Text segment>
Originally posted here.
A couple words about me and the project. I’m a software developer from Ukraine, mainly working with JavaScript based projects, but open to any other technology. For the last 4 months I’ve been working on my own with a serverless project, using only AWS solutions. The goal was to develop an application with API Gateway, DynamoDB and Lambdas. The business needed an MVP, which every developer can interpret as “we need to have a good solution even sooner than usual”. Okay.
The stack was chosen before I joined the project. From what I understood, the technical person on customer side decided that using listed above technologies will speed up development process a lot. Everyone heard about serverless before. Titles like “tired of infrastructure management? Join serverless!” or “forget about scaling — put all your efforts in the code!” pop here and there on medium and twitter. Some people even think that serverless is the future of backend development and classic servers are literally dying. Some are right, some are wrong, but for these four months I accumulated a couple thoughts about expedience or practicability of the main buzz word of the last years. I really want to share them, so that you guys will have more stuff to take in consideration before you make a decision of whether to join serverless or not.
So let’s begin…
API Gateway, Lambda, DynamoDB, what’s that?
I won’t spend much time with explanation of AWS products, but I’ll leave a couple words.
API Gateway can be treated as a router for your application. It’s simple as that — you create an endpoint (they call it a resource), associate an HTTP verb either via CLI or Console UI, attach either an AWS Service or Lambda or static response built with VTL or a proxy destination to it. In my case I only attached Lambdas or services like DynamoDB, VTL allows you to cook HTTP request body into readable by any AWS service request. AWS team did a great job here 👏.

Set problem A> According to the serverless post, which three AWS products was the application meant to be built with?
Set problem B> Write the next part of the serverless post, picking up after its final sentence.
The records have nothing to do with what is asked about the serverless post.

Recorded information>
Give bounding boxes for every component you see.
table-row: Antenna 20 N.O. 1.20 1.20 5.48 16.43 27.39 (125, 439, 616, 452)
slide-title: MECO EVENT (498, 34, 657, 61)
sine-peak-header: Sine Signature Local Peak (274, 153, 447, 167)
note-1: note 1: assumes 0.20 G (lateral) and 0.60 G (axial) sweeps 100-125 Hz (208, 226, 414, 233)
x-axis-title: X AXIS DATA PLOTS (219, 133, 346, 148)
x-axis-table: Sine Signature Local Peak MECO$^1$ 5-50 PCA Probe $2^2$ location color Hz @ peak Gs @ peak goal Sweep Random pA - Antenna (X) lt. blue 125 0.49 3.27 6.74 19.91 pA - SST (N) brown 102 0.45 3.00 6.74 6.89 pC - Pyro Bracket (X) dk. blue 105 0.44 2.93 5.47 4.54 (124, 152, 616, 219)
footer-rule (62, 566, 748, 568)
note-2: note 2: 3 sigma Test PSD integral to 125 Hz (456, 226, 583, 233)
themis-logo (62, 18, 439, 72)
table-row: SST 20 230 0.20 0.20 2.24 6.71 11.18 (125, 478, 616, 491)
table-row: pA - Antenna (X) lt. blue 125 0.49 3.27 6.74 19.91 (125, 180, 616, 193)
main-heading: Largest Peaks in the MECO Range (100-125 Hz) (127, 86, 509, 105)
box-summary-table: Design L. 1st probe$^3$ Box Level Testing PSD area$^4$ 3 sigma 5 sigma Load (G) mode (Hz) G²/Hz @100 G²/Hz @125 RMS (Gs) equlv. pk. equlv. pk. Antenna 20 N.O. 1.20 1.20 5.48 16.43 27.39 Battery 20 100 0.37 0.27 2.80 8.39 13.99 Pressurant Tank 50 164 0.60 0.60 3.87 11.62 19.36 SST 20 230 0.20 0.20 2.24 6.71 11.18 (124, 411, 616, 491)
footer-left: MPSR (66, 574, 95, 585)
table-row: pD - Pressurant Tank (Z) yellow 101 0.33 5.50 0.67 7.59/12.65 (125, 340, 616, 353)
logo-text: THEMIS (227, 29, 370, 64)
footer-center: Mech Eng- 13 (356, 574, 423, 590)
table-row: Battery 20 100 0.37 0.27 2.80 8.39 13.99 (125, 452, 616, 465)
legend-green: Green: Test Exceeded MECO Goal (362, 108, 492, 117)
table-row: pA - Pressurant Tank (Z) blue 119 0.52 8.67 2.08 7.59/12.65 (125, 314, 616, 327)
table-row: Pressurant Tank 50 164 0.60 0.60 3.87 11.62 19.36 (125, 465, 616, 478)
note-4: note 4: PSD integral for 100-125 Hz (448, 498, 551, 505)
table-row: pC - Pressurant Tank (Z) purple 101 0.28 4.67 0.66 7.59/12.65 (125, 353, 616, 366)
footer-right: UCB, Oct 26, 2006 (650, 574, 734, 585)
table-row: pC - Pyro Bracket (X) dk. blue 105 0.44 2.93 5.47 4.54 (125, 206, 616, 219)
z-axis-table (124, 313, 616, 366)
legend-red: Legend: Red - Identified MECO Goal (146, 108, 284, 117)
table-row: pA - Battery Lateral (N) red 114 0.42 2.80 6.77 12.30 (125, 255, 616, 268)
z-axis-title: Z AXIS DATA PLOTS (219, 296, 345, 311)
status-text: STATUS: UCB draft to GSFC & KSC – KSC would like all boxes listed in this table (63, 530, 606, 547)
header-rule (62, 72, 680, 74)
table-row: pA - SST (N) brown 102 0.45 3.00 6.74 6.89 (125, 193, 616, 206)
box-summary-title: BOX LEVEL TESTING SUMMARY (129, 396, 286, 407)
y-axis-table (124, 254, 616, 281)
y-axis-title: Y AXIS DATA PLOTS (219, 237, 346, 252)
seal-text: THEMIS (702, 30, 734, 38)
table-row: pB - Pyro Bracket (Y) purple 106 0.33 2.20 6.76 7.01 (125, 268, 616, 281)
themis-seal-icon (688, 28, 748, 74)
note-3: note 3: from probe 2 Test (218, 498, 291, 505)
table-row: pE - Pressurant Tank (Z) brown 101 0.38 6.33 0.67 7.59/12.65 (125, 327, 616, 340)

Result A> API Gateway, DynamoDB and Lambdas.

Result B>
Lambda is a tiny container (you can treat it as a tiny server), in which you put your code. With Node.js based lambdas you put there a file, which contains a function, that accepts specified by AWS docs arguments. More about that you can read here. Lambda is the place where you’ll have your business logic implemented.
DynamoDB is an infinitely scalable NoSQL database. At least they say so. It is true that you’ll work with JSON, it is true that it scales very well and on its own. Infinite scalability is awesome, but it left some significant downsides on this database too. Everything has a price. I want to say that you really NEED to read the docs and to understand how DynamoDB works BEFORE you start designing your schemas. DynamoDB’s pros and cons are actually a great topic for another article.
Now it’s definitely not everything about these solutions, but I tried to cover the most essential for developer parts.
What do they always say? “Forget about scaling and infrastructure, think about the code”, right? I want to ask you to keep that in mind for the next paragraphs.
Business logic problem
The backend was not that big. On my API Gateway setup I had approximately 50 unique endpoints, which meant that I had ~40 unique lambdas. Some of the logic was delegated to the VTL + DynamoDB combination. Some functions were used for several endpoints, but with if/else or switch/case statements inside.
Sounds ok, but the problems began to arise with the thing that serverless, as they say, let you concentrate on — the code you write. The first downside of this function-per-endpoint approach came up very soon. Lambdas are tiny containers, as I mentioned before, therefore you can treat them as separate servers. Separate servers do not share random access memory. Because of that you can not build any service oriented architecture… easily.
Let’s say you want to have some service class that contains some important and very often used business logic, so that you follow the DRY principle. On classic Node server you’d build a class or just a function and imported/required it everywhere you need it. This is great, because if this logic changes, you don’t need to update it in every place this logic is used. Now imagine if you want to use the same logic in two, four, ten lambdas. Since these functions are actually separate servers, the only way to achieve the goal is… to repeat yourself. Exactly, just copy and paste the code — no other way.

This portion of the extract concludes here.